■ Data to process:
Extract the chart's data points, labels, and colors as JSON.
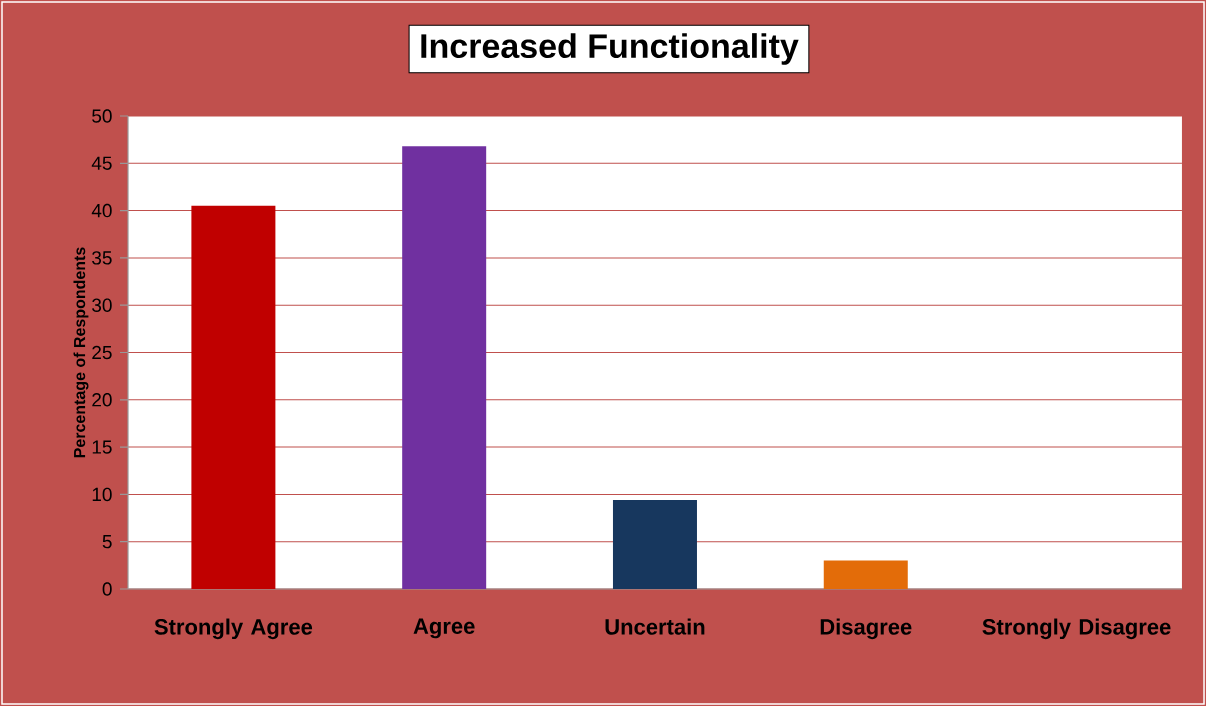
{
  "chart_data": {
    "type": "bar",
    "title": "Increased Functionality",
    "ylabel": "Percentage of Respondents",
    "categories": [
      "Strongly Agree",
      "Agree",
      "Uncertain",
      "Disagree",
      "Strongly Disagree"
    ],
    "values": [
      40.5,
      46.8,
      9.4,
      3.0,
      0
    ],
    "colors": [
      "#c00000",
      "#7030a0",
      "#17375e",
      "#e36c09",
      null
    ],
    "ylim": [
      0,
      50
    ],
    "yticks": [
      0,
      5,
      10,
      15,
      20,
      25,
      30,
      35,
      40,
      45,
      50
    ],
    "grid": "y"
  }
}
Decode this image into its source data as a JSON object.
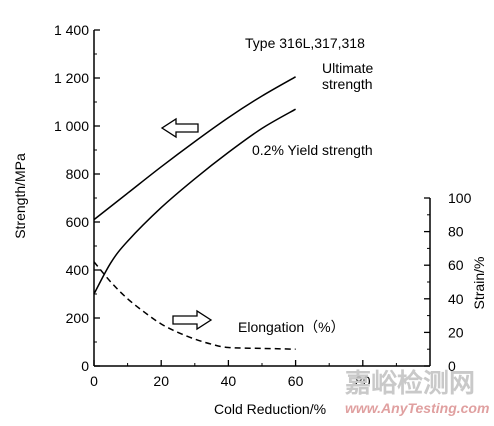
{
  "chart_data": {
    "type": "line",
    "annotation_type": "Type 316L,317,318",
    "xlabel": "Cold Reduction/%",
    "ylabel_left": "Strength/MPa",
    "ylabel_right": "Strain/%",
    "xlim": [
      0,
      100
    ],
    "ylim_left": [
      0,
      1400
    ],
    "ylim_right": [
      0,
      100
    ],
    "x_ticks": [
      0,
      20,
      40,
      60,
      80
    ],
    "y_left_ticks": [
      0,
      200,
      400,
      600,
      800,
      1000,
      1200,
      1400
    ],
    "y_left_tick_labels": [
      "0",
      "200",
      "400",
      "600",
      "800",
      "1 000",
      "1 200",
      "1 400"
    ],
    "y_right_ticks": [
      0,
      20,
      40,
      60,
      80,
      100
    ],
    "grid": false,
    "series": [
      {
        "name": "Ultimate strength",
        "label_lines": [
          "Ultimate",
          "strength"
        ],
        "axis": "left",
        "style": "solid",
        "x": [
          0,
          10,
          20,
          30,
          40,
          50,
          60
        ],
        "y": [
          610,
          720,
          830,
          935,
          1035,
          1125,
          1205
        ]
      },
      {
        "name": "0.2% Yield strength",
        "label_lines": [
          "0.2% Yield strength"
        ],
        "axis": "left",
        "style": "solid",
        "x": [
          0,
          5,
          10,
          20,
          30,
          40,
          50,
          60
        ],
        "y": [
          300,
          430,
          520,
          660,
          780,
          890,
          990,
          1070
        ]
      },
      {
        "name": "Elongation（%）",
        "label_lines": [
          "Elongation（%）"
        ],
        "axis": "right",
        "style": "dashed",
        "x": [
          0,
          5,
          10,
          15,
          20,
          25,
          30,
          35,
          40,
          50,
          60
        ],
        "y": [
          62,
          50,
          40,
          32,
          25,
          20,
          16,
          13,
          11,
          10.5,
          10
        ]
      }
    ]
  },
  "watermark": {
    "main": "嘉峪检测网",
    "sub": "www.AnyTesting.com"
  }
}
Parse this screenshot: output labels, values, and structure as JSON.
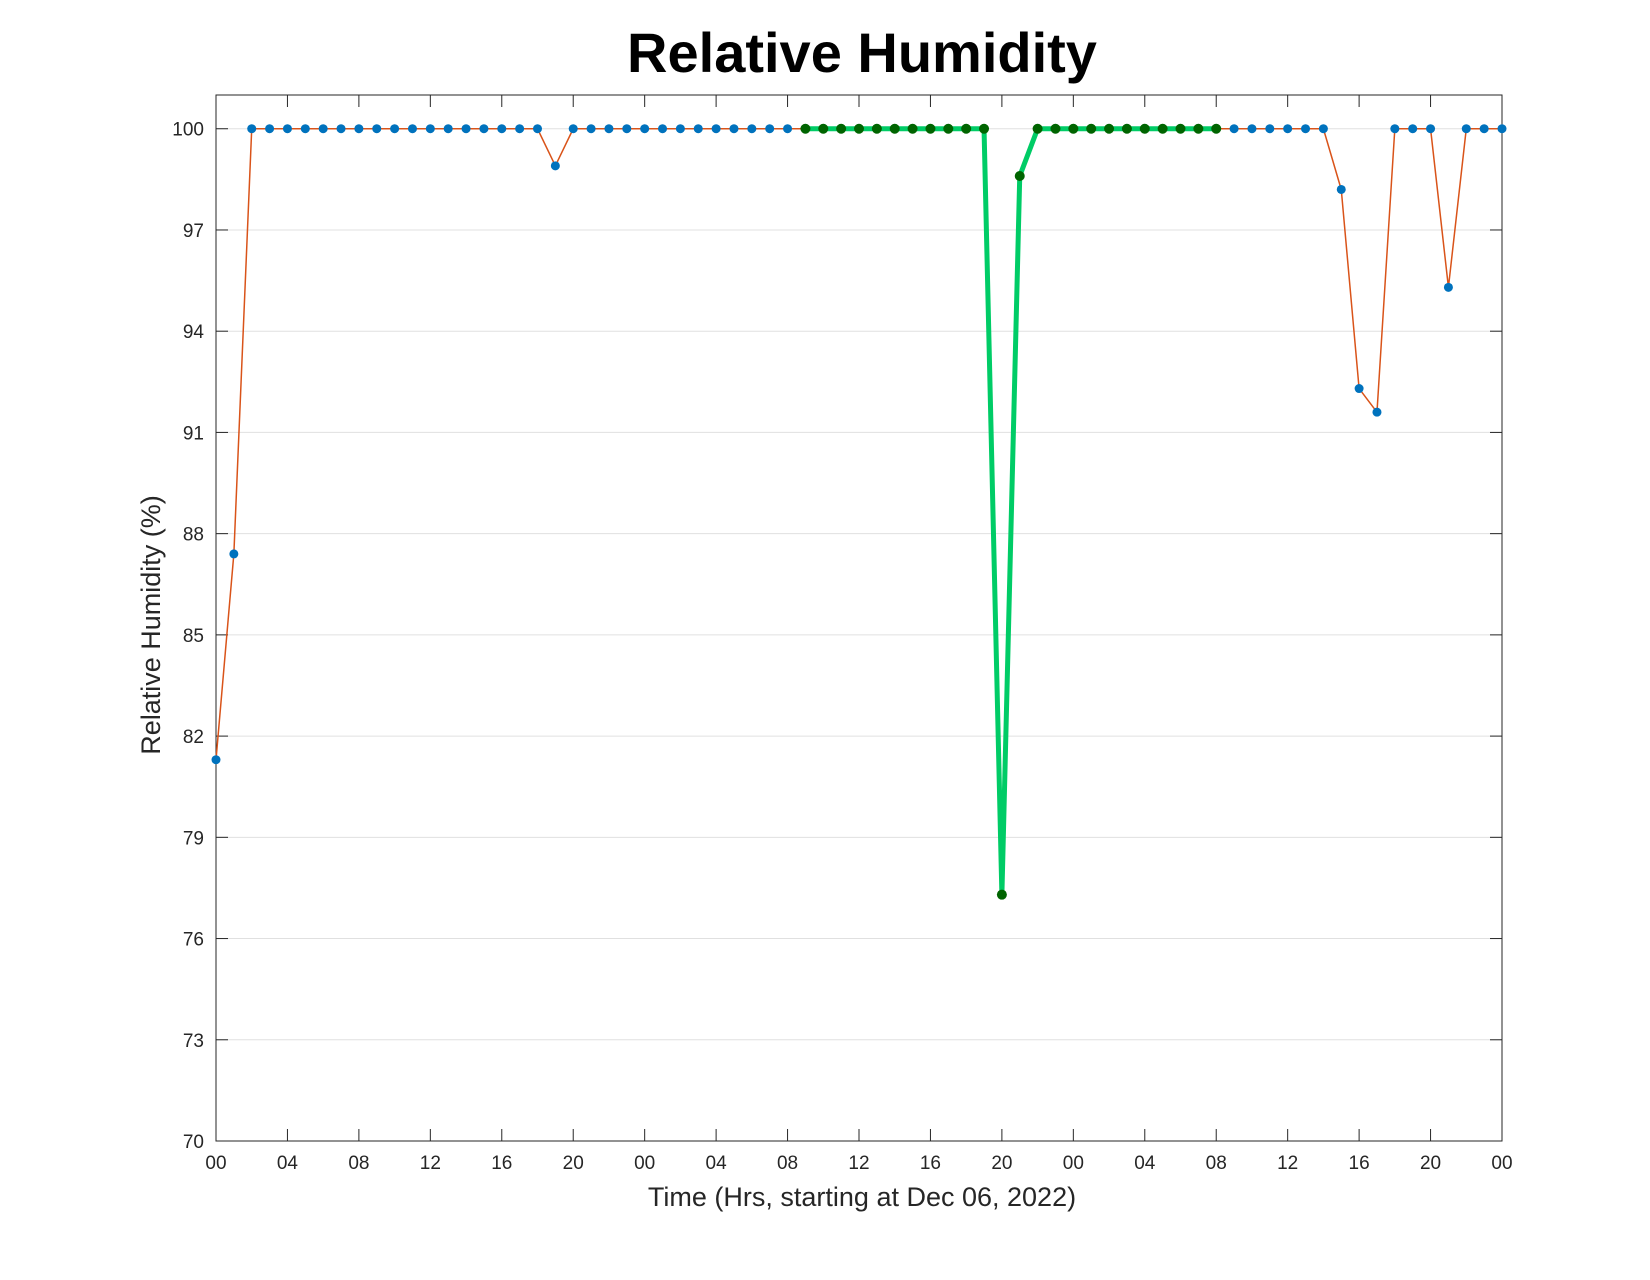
{
  "chart_data": {
    "type": "line",
    "title": "Relative Humidity",
    "xlabel": "Time (Hrs, starting at Dec 06, 2022)",
    "ylabel": "Relative Humidity (%)",
    "ylim": [
      70,
      101
    ],
    "xlim": [
      0,
      72
    ],
    "yticks": [
      70,
      73,
      76,
      79,
      82,
      85,
      88,
      91,
      94,
      97,
      100
    ],
    "yticklabels": [
      "70",
      "73",
      "76",
      "79",
      "82",
      "85",
      "88",
      "91",
      "94",
      "97",
      "100"
    ],
    "xticks": [
      0,
      4,
      8,
      12,
      16,
      20,
      24,
      28,
      32,
      36,
      40,
      44,
      48,
      52,
      56,
      60,
      64,
      68,
      72
    ],
    "xticklabels": [
      "00",
      "04",
      "08",
      "12",
      "16",
      "20",
      "00",
      "04",
      "08",
      "12",
      "16",
      "20",
      "00",
      "04",
      "08",
      "12",
      "16",
      "20",
      "00"
    ],
    "grid": "horizontal",
    "colors": {
      "main_line": "#d95319",
      "main_marker": "#0072bd",
      "highlight_line": "#00cc66",
      "highlight_marker": "#006400",
      "grid": "#e0e0e0",
      "axis": "#262626"
    },
    "series": [
      {
        "x": [
          0,
          1,
          2,
          3,
          4,
          5,
          6,
          7,
          8,
          9,
          10,
          11,
          12,
          13,
          14,
          15,
          16,
          17,
          18,
          19,
          20,
          21,
          22,
          23,
          24,
          25,
          26,
          27,
          28,
          29,
          30,
          31,
          32,
          33,
          34,
          35,
          36,
          37,
          38,
          39,
          40,
          41,
          42,
          43,
          44,
          45,
          46,
          47,
          48,
          49,
          50,
          51,
          52,
          53,
          54,
          55,
          56,
          57,
          58,
          59,
          60,
          61,
          62,
          63,
          64,
          65,
          66,
          67,
          68,
          69,
          70,
          71,
          72
        ],
        "values": [
          81.3,
          87.4,
          100,
          100,
          100,
          100,
          100,
          100,
          100,
          100,
          100,
          100,
          100,
          100,
          100,
          100,
          100,
          100,
          100,
          98.9,
          100,
          100,
          100,
          100,
          100,
          100,
          100,
          100,
          100,
          100,
          100,
          100,
          100,
          100,
          100,
          100,
          100,
          100,
          100,
          100,
          100,
          100,
          100,
          100,
          77.3,
          98.6,
          100,
          100,
          100,
          100,
          100,
          100,
          100,
          100,
          100,
          100,
          100,
          100,
          100,
          100,
          100,
          100,
          100,
          98.2,
          92.3,
          91.6,
          100,
          100,
          100,
          95.3,
          100,
          100,
          100
        ]
      },
      {
        "x": [
          33,
          34,
          35,
          36,
          37,
          38,
          39,
          40,
          41,
          42,
          43,
          44,
          45,
          46,
          47,
          48,
          49,
          50,
          51,
          52,
          53,
          54,
          55,
          56
        ],
        "values": [
          100,
          100,
          100,
          100,
          100,
          100,
          100,
          100,
          100,
          100,
          100,
          77.3,
          98.6,
          100,
          100,
          100,
          100,
          100,
          100,
          100,
          100,
          100,
          100,
          100
        ]
      }
    ]
  }
}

■ What the task requires: Filter the records above and return every line that holds the word "this".

■ Response below:
Decode this image into its source data as a JSON object.
Parse this screenshot: output labels, values, and structure as JSON.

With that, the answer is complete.